**** Material shown

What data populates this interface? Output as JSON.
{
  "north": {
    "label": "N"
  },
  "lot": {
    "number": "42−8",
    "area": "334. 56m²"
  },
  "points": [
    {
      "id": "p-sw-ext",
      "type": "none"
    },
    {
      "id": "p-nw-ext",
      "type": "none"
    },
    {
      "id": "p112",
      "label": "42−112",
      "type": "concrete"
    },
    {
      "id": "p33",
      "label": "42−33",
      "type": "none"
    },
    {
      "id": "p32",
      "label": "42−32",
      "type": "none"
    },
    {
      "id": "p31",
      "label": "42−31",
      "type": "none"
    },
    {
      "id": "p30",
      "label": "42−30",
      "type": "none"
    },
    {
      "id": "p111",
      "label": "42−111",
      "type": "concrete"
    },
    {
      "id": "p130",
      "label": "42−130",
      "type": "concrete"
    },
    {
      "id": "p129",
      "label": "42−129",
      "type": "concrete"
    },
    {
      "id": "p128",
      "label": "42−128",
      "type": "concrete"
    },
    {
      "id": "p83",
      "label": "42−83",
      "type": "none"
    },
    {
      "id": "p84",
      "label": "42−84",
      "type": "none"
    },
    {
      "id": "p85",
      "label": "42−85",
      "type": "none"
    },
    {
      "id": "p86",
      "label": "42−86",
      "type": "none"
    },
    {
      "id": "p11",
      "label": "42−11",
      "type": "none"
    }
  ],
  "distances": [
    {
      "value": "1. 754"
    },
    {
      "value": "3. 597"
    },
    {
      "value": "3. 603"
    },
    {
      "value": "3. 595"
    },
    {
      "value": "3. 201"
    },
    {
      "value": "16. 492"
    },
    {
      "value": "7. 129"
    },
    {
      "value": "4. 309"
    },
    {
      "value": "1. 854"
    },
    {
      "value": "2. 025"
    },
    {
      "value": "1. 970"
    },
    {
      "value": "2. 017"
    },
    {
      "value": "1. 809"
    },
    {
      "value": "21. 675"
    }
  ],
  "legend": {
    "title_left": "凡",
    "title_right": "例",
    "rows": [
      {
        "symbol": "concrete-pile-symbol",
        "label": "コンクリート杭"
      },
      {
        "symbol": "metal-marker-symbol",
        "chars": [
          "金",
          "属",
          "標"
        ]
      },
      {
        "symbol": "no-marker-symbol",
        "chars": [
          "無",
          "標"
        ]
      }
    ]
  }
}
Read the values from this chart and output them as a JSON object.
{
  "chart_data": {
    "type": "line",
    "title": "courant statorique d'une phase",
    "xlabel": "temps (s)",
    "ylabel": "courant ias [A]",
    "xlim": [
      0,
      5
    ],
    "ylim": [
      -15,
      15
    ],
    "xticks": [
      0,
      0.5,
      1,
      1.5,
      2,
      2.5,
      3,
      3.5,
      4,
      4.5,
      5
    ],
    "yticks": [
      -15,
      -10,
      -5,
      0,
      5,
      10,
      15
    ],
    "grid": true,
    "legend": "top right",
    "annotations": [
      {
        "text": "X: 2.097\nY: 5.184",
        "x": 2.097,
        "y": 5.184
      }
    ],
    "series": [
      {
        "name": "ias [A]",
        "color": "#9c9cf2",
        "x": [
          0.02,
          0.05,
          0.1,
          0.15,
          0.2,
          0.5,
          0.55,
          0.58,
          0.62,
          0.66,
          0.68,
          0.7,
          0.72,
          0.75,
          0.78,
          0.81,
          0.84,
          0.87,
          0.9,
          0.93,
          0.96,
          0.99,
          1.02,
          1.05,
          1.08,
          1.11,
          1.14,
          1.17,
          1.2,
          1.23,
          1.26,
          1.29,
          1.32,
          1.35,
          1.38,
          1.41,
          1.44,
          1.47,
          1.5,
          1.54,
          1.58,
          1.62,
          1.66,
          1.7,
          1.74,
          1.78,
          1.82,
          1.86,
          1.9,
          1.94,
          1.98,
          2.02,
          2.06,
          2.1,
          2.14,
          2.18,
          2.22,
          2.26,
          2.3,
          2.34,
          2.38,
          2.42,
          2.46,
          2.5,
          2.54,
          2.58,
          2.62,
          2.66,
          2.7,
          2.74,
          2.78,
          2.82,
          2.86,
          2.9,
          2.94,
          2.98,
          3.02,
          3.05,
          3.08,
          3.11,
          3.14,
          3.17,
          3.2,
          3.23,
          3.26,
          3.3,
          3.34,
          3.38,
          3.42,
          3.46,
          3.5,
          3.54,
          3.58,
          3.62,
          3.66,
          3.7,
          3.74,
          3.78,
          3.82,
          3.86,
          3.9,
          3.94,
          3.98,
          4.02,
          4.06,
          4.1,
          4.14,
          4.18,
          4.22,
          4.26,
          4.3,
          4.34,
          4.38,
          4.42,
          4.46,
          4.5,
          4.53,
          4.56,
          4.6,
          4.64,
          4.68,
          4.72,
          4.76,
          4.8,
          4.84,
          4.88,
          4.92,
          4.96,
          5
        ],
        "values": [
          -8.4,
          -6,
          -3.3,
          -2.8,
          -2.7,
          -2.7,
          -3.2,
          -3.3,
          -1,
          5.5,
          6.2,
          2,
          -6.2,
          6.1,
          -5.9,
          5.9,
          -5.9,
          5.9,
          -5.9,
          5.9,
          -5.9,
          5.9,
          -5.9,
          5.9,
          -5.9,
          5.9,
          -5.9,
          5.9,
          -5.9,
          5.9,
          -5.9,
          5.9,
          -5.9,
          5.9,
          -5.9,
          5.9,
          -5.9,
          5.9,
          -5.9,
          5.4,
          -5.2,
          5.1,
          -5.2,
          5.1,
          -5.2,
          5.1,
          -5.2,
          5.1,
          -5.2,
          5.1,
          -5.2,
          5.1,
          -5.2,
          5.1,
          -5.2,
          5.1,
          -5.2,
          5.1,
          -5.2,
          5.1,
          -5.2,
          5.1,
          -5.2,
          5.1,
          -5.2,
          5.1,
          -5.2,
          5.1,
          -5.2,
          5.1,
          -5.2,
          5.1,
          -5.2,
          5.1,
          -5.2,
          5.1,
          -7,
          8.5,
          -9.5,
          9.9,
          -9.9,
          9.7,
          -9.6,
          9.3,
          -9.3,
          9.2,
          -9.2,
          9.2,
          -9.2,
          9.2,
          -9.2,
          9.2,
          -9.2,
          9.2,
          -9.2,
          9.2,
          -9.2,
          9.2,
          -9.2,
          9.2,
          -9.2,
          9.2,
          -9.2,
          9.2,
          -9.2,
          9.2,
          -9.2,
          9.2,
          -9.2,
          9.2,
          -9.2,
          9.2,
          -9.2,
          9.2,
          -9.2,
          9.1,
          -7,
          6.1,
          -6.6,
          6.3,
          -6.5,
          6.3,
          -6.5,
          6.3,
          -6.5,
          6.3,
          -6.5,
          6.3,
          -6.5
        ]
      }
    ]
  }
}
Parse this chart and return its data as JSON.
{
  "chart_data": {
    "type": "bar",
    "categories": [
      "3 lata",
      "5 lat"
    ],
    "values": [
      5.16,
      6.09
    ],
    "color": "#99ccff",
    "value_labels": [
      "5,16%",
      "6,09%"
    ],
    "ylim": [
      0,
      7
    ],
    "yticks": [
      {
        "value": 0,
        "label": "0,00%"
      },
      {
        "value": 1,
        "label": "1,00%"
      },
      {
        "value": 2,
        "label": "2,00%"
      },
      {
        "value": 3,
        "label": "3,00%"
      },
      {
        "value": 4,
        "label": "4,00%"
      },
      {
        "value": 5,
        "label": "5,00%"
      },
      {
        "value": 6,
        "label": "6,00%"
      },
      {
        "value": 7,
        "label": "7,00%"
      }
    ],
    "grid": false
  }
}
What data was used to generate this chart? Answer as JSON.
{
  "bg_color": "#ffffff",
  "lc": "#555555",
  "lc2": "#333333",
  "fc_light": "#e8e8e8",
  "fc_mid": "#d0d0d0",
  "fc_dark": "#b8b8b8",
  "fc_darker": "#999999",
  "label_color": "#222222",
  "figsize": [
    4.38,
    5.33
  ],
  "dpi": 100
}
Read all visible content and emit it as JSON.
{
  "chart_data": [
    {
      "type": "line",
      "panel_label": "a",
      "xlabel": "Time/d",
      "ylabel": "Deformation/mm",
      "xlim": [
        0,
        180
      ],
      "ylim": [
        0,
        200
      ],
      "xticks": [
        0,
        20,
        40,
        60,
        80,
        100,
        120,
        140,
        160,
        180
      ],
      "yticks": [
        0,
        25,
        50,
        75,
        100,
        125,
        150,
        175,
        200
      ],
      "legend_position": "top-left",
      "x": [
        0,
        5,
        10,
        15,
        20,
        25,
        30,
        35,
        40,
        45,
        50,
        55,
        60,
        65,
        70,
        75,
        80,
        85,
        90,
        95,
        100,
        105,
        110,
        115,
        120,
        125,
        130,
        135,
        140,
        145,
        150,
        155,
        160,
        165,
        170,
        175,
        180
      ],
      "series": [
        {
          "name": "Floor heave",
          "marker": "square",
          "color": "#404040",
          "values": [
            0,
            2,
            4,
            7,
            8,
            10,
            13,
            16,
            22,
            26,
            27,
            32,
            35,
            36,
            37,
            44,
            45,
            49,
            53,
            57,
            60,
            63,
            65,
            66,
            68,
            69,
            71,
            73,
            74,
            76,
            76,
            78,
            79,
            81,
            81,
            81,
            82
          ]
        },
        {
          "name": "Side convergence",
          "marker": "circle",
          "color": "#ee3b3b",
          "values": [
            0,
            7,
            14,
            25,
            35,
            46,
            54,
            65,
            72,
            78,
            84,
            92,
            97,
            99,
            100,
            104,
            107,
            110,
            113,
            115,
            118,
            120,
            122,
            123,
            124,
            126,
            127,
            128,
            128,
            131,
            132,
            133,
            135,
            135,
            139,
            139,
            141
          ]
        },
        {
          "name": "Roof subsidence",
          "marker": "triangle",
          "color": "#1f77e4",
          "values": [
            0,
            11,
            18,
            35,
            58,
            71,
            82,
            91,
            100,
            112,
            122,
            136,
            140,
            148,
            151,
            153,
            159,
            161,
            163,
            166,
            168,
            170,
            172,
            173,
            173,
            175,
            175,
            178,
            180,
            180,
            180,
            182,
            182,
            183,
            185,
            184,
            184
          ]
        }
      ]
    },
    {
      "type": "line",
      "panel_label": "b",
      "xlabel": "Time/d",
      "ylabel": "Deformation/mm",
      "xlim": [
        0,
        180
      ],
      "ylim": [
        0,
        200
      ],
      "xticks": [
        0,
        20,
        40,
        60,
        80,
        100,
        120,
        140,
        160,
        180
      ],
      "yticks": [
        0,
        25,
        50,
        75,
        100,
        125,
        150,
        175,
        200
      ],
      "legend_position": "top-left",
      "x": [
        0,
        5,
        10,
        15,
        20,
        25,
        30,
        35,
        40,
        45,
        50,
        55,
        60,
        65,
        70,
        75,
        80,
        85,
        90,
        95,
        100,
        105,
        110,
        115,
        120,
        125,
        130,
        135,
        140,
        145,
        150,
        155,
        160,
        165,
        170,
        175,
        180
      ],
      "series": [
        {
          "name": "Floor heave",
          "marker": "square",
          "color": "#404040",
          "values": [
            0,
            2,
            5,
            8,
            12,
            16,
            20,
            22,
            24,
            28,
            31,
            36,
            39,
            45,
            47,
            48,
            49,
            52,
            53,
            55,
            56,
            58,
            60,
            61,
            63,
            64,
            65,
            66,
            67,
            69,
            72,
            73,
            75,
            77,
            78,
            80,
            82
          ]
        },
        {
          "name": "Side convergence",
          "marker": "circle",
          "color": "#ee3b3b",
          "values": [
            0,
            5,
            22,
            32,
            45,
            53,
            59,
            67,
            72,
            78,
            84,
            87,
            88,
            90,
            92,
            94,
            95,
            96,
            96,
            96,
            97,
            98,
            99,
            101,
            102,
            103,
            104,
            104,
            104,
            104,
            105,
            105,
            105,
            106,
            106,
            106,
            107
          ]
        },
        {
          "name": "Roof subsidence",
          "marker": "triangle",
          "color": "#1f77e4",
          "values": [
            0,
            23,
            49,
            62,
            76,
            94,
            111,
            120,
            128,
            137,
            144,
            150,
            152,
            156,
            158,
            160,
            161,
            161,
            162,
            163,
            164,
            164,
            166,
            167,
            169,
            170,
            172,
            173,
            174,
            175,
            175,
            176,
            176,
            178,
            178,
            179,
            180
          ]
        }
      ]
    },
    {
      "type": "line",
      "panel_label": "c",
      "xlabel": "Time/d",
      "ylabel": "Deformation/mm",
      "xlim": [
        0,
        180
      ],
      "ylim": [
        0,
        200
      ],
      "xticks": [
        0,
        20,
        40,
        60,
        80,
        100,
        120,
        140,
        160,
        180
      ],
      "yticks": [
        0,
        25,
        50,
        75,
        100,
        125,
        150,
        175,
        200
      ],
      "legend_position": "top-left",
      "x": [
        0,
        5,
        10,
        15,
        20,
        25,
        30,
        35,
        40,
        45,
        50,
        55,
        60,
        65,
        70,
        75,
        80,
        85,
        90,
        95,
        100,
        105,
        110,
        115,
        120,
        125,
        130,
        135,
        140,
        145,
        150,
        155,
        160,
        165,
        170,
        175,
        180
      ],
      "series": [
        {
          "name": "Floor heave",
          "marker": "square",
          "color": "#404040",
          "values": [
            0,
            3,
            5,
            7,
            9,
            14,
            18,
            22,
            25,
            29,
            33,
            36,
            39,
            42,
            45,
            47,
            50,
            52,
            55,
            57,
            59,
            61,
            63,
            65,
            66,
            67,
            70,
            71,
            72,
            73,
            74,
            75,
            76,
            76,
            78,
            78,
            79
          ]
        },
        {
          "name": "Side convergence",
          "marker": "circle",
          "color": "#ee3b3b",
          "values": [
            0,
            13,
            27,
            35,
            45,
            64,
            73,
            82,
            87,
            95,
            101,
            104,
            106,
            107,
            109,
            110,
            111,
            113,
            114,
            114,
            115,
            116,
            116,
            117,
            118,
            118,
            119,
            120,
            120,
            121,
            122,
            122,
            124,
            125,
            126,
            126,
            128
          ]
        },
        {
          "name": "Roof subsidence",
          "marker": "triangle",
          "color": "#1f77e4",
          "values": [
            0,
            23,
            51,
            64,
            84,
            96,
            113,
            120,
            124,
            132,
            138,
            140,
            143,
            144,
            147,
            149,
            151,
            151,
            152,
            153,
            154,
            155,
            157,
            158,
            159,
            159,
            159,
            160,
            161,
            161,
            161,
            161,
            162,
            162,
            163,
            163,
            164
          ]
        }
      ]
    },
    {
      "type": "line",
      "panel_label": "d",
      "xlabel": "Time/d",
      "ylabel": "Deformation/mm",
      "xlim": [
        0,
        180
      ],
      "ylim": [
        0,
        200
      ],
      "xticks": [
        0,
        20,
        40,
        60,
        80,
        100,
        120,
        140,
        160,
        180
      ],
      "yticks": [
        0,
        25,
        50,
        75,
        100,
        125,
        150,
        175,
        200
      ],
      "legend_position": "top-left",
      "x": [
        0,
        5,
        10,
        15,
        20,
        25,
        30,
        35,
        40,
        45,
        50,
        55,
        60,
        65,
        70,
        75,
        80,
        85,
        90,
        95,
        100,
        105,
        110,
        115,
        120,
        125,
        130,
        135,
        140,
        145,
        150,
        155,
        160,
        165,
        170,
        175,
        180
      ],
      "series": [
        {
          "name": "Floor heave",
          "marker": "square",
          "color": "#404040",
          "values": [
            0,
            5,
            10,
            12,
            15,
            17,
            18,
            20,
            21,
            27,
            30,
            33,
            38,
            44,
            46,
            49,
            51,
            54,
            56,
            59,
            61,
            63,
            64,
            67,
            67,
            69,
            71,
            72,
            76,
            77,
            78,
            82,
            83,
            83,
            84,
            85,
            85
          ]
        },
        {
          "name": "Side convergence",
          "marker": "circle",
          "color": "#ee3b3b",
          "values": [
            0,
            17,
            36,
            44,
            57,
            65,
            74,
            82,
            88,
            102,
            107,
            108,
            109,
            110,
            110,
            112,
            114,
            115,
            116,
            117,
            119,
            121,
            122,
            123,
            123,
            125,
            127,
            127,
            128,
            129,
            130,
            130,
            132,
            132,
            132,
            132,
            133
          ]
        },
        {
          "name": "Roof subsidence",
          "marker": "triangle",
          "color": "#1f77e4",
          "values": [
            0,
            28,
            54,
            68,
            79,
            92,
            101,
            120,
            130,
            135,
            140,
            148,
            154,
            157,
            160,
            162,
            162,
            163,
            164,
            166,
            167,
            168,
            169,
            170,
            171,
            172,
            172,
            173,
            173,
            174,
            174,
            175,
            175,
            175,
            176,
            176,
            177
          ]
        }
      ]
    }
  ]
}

********

▸ Task requirements
Report how many lines above hold the string "JSON", giving nothing but the number.

▸ Task solution
5